▶ [SUPPLIED MATERIAL]:
'''

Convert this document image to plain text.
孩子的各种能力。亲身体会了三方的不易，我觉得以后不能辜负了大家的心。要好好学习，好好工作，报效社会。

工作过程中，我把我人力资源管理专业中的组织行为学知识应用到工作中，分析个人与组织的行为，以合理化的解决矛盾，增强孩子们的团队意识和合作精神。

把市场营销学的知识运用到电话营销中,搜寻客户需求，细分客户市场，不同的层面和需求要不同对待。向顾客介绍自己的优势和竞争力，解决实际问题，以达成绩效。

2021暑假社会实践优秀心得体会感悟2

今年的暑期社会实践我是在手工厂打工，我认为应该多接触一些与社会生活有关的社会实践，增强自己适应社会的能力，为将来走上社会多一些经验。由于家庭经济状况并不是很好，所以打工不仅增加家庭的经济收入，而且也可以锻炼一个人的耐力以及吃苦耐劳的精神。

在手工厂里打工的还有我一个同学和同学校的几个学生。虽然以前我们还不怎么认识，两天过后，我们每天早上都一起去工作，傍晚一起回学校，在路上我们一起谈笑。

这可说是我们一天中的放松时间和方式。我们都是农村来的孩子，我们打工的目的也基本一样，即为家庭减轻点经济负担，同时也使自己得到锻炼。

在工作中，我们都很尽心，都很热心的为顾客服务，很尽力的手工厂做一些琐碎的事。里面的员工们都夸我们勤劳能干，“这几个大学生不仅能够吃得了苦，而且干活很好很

'''
'''

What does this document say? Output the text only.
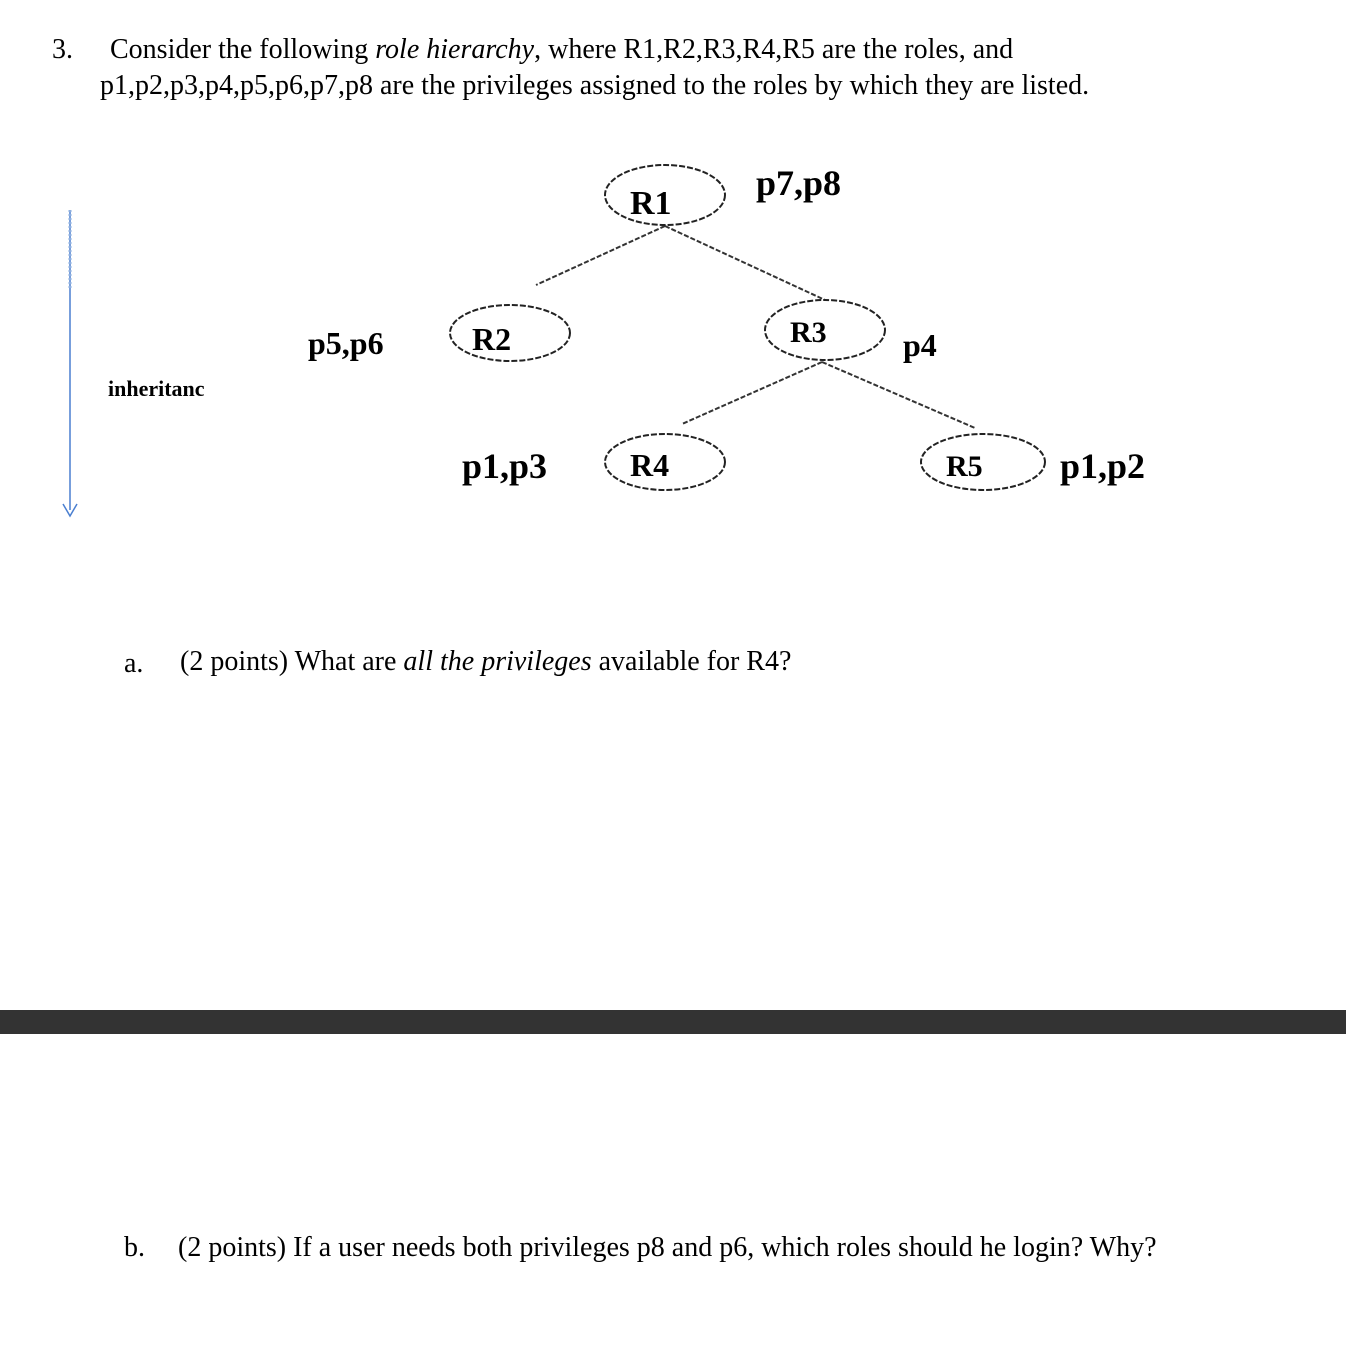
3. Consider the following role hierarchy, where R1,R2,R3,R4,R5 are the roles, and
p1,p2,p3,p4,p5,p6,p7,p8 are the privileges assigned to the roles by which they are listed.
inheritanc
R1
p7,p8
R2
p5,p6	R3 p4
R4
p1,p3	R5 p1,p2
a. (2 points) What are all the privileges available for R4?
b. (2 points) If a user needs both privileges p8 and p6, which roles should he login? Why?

'''

▶ [STATED EXERCISE]: Across the material above, how many lines include the string "privileges"? Only the number is wanted.

▶ [RESPONSE TO THIS TASK]: 3